▶ _Task statement_
Every record must be repeated exactly, with no omission.

▶ _Task data_
— Begin —
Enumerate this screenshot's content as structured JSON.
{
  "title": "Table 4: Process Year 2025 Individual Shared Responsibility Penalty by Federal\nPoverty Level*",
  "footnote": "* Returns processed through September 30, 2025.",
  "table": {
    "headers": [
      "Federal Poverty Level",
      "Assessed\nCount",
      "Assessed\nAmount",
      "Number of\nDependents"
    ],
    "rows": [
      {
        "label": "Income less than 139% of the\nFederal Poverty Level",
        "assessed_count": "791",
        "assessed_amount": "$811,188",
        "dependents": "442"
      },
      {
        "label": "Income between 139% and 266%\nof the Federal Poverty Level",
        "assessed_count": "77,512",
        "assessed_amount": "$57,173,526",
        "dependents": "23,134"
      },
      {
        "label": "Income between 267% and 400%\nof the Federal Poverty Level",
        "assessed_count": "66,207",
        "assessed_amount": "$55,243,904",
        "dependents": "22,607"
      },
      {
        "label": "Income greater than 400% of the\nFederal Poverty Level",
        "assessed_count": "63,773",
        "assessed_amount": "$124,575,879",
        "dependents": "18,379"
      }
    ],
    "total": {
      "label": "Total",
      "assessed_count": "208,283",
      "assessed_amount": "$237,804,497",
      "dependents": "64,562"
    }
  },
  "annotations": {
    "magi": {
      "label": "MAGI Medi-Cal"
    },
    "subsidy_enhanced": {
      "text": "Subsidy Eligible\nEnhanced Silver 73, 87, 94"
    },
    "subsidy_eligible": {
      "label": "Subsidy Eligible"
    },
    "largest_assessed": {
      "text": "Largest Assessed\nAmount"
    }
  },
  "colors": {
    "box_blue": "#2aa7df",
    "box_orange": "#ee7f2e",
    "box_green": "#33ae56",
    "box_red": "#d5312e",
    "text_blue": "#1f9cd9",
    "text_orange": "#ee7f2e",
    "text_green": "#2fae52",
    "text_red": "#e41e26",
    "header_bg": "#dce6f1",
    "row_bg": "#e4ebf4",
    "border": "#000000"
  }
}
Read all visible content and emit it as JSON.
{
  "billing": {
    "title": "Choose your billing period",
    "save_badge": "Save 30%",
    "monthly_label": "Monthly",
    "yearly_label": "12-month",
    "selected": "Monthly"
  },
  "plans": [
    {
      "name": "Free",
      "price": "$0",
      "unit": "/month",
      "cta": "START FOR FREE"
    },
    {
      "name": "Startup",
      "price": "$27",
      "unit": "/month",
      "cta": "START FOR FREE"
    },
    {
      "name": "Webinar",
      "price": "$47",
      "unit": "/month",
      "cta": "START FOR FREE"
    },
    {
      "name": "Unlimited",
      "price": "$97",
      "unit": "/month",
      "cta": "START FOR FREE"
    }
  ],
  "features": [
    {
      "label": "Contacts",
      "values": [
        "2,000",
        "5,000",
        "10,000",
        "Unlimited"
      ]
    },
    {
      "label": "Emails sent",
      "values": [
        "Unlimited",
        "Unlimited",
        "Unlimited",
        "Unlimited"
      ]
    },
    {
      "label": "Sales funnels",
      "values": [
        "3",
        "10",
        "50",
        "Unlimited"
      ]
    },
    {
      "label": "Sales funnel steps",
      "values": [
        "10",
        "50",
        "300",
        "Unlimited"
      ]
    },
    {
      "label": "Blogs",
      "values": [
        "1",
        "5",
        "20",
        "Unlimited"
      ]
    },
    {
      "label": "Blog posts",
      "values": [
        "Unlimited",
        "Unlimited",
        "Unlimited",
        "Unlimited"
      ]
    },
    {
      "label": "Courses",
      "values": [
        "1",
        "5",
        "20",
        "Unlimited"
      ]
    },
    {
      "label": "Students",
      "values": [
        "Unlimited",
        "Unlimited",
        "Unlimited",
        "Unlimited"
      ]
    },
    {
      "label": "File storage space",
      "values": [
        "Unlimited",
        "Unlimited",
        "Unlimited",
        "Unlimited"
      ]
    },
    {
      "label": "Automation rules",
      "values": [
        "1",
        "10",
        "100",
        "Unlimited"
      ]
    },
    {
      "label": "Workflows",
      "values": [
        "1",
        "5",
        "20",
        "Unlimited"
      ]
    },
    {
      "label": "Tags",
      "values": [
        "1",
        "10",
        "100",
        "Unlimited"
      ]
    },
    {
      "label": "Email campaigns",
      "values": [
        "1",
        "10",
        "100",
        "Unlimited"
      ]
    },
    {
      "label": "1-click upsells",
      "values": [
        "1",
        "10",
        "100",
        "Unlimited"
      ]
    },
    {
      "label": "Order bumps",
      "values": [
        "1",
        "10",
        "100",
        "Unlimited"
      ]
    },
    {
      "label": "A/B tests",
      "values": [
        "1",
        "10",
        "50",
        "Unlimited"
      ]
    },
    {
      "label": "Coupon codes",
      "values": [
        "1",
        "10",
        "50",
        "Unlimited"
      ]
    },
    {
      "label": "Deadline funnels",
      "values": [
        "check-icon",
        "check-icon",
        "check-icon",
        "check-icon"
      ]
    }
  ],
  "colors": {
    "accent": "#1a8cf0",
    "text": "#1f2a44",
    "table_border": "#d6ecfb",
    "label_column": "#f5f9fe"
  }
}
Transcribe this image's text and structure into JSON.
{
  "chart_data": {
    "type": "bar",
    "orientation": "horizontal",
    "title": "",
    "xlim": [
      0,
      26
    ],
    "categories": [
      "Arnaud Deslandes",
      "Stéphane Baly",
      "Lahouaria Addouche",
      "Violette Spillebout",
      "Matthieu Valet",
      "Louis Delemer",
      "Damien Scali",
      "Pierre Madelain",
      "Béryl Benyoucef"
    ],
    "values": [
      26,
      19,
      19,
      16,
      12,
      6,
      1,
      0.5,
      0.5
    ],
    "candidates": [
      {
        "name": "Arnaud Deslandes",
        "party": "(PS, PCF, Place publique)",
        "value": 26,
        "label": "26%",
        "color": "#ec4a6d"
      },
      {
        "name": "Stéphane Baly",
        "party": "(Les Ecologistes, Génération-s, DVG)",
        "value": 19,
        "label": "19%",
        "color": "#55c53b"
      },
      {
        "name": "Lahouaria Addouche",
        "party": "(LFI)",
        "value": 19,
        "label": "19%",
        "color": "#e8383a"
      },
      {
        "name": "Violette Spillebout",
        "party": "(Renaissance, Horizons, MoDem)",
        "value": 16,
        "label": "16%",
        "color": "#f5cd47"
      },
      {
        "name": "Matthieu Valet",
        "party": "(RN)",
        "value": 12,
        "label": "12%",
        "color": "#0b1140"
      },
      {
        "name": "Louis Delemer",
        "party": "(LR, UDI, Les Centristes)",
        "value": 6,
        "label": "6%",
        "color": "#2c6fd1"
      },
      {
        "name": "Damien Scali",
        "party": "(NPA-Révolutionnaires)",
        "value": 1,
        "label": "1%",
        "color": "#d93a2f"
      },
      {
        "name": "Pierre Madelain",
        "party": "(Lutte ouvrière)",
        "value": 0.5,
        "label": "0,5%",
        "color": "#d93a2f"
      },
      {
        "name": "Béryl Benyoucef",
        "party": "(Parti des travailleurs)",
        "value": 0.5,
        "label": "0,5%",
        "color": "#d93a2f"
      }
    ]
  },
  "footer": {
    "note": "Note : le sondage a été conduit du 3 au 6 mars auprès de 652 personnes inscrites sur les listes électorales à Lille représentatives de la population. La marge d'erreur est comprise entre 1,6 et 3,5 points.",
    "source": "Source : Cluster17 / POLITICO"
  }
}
— End —
▶ _Problem solution_
Enumerate this screenshot's content as structured JSON.
{
  "title": "Table 4: Process Year 2025 Individual Shared Responsibility Penalty by Federal\nPoverty Level*",
  "footnote": "* Returns processed through September 30, 2025.",
  "table": {
    "headers": [
      "Federal Poverty Level",
      "Assessed\nCount",
      "Assessed\nAmount",
      "Number of\nDependents"
    ],
    "rows": [
      {
        "label": "Income less than 139% of the\nFederal Poverty Level",
        "assessed_count": "791",
        "assessed_amount": "$811,188",
        "dependents": "442"
      },
      {
        "label": "Income between 139% and 266%\nof the Federal Poverty Level",
        "assessed_count": "77,512",
        "assessed_amount": "$57,173,526",
        "dependents": "23,134"
      },
      {
        "label": "Income between 267% and 400%\nof the Federal Poverty Level",
        "assessed_count": "66,207",
        "assessed_amount": "$55,243,904",
        "dependents": "22,607"
      },
      {
        "label": "Income greater than 400% of the\nFederal Poverty Level",
        "assessed_count": "63,773",
        "assessed_amount": "$124,575,879",
        "dependents": "18,379"
      }
    ],
    "total": {
      "label": "Total",
      "assessed_count": "208,283",
      "assessed_amount": "$237,804,497",
      "dependents": "64,562"
    }
  },
  "annotations": {
    "magi": {
      "label": "MAGI Medi-Cal"
    },
    "subsidy_enhanced": {
      "text": "Subsidy Eligible\nEnhanced Silver 73, 87, 94"
    },
    "subsidy_eligible": {
      "label": "Subsidy Eligible"
    },
    "largest_assessed": {
      "text": "Largest Assessed\nAmount"
    }
  },
  "colors": {
    "box_blue": "#2aa7df",
    "box_orange": "#ee7f2e",
    "box_green": "#33ae56",
    "box_red": "#d5312e",
    "text_blue": "#1f9cd9",
    "text_orange": "#ee7f2e",
    "text_green": "#2fae52",
    "text_red": "#e41e26",
    "header_bg": "#dce6f1",
    "row_bg": "#e4ebf4",
    "border": "#000000"
  }
}
Read all visible content and emit it as JSON.
{
  "billing": {
    "title": "Choose your billing period",
    "save_badge": "Save 30%",
    "monthly_label": "Monthly",
    "yearly_label": "12-month",
    "selected": "Monthly"
  },
  "plans": [
    {
      "name": "Free",
      "price": "$0",
      "unit": "/month",
      "cta": "START FOR FREE"
    },
    {
      "name": "Startup",
      "price": "$27",
      "unit": "/month",
      "cta": "START FOR FREE"
    },
    {
      "name": "Webinar",
      "price": "$47",
      "unit": "/month",
      "cta": "START FOR FREE"
    },
    {
      "name": "Unlimited",
      "price": "$97",
      "unit": "/month",
      "cta": "START FOR FREE"
    }
  ],
  "features": [
    {
      "label": "Contacts",
      "values": [
        "2,000",
        "5,000",
        "10,000",
        "Unlimited"
      ]
    },
    {
      "label": "Emails sent",
      "values": [
        "Unlimited",
        "Unlimited",
        "Unlimited",
        "Unlimited"
      ]
    },
    {
      "label": "Sales funnels",
      "values": [
        "3",
        "10",
        "50",
        "Unlimited"
      ]
    },
    {
      "label": "Sales funnel steps",
      "values": [
        "10",
        "50",
        "300",
        "Unlimited"
      ]
    },
    {
      "label": "Blogs",
      "values": [
        "1",
        "5",
        "20",
        "Unlimited"
      ]
    },
    {
      "label": "Blog posts",
      "values": [
        "Unlimited",
        "Unlimited",
        "Unlimited",
        "Unlimited"
      ]
    },
    {
      "label": "Courses",
      "values": [
        "1",
        "5",
        "20",
        "Unlimited"
      ]
    },
    {
      "label": "Students",
      "values": [
        "Unlimited",
        "Unlimited",
        "Unlimited",
        "Unlimited"
      ]
    },
    {
      "label": "File storage space",
      "values": [
        "Unlimited",
        "Unlimited",
        "Unlimited",
        "Unlimited"
      ]
    },
    {
      "label": "Automation rules",
      "values": [
        "1",
        "10",
        "100",
        "Unlimited"
      ]
    },
    {
      "label": "Workflows",
      "values": [
        "1",
        "5",
        "20",
        "Unlimited"
      ]
    },
    {
      "label": "Tags",
      "values": [
        "1",
        "10",
        "100",
        "Unlimited"
      ]
    },
    {
      "label": "Email campaigns",
      "values": [
        "1",
        "10",
        "100",
        "Unlimited"
      ]
    },
    {
      "label": "1-click upsells",
      "values": [
        "1",
        "10",
        "100",
        "Unlimited"
      ]
    },
    {
      "label": "Order bumps",
      "values": [
        "1",
        "10",
        "100",
        "Unlimited"
      ]
    },
    {
      "label": "A/B tests",
      "values": [
        "1",
        "10",
        "50",
        "Unlimited"
      ]
    },
    {
      "label": "Coupon codes",
      "values": [
        "1",
        "10",
        "50",
        "Unlimited"
      ]
    },
    {
      "label": "Deadline funnels",
      "values": [
        "check-icon",
        "check-icon",
        "check-icon",
        "check-icon"
      ]
    }
  ],
  "colors": {
    "accent": "#1a8cf0",
    "text": "#1f2a44",
    "table_border": "#d6ecfb",
    "label_column": "#f5f9fe"
  }
}
Transcribe this image's text and structure into JSON.
{
  "chart_data": {
    "type": "bar",
    "orientation": "horizontal",
    "title": "",
    "xlim": [
      0,
      26
    ],
    "categories": [
      "Arnaud Deslandes",
      "Stéphane Baly",
      "Lahouaria Addouche",
      "Violette Spillebout",
      "Matthieu Valet",
      "Louis Delemer",
      "Damien Scali",
      "Pierre Madelain",
      "Béryl Benyoucef"
    ],
    "values": [
      26,
      19,
      19,
      16,
      12,
      6,
      1,
      0.5,
      0.5
    ],
    "candidates": [
      {
        "name": "Arnaud Deslandes",
        "party": "(PS, PCF, Place publique)",
        "value": 26,
        "label": "26%",
        "color": "#ec4a6d"
      },
      {
        "name": "Stéphane Baly",
        "party": "(Les Ecologistes, Génération-s, DVG)",
        "value": 19,
        "label": "19%",
        "color": "#55c53b"
      },
      {
        "name": "Lahouaria Addouche",
        "party": "(LFI)",
        "value": 19,
        "label": "19%",
        "color": "#e8383a"
      },
      {
        "name": "Violette Spillebout",
        "party": "(Renaissance, Horizons, MoDem)",
        "value": 16,
        "label": "16%",
        "color": "#f5cd47"
      },
      {
        "name": "Matthieu Valet",
        "party": "(RN)",
        "value": 12,
        "label": "12%",
        "color": "#0b1140"
      },
      {
        "name": "Louis Delemer",
        "party": "(LR, UDI, Les Centristes)",
        "value": 6,
        "label": "6%",
        "color": "#2c6fd1"
      },
      {
        "name": "Damien Scali",
        "party": "(NPA-Révolutionnaires)",
        "value": 1,
        "label": "1%",
        "color": "#d93a2f"
      },
      {
        "name": "Pierre Madelain",
        "party": "(Lutte ouvrière)",
        "value": 0.5,
        "label": "0,5%",
        "color": "#d93a2f"
      },
      {
        "name": "Béryl Benyoucef",
        "party": "(Parti des travailleurs)",
        "value": 0.5,
        "label": "0,5%",
        "color": "#d93a2f"
      }
    ]
  },
  "footer": {
    "note": "Note : le sondage a été conduit du 3 au 6 mars auprès de 652 personnes inscrites sur les listes électorales à Lille représentatives de la population. La marge d'erreur est comprise entre 1,6 et 3,5 points.",
    "source": "Source : Cluster17 / POLITICO"
  }
}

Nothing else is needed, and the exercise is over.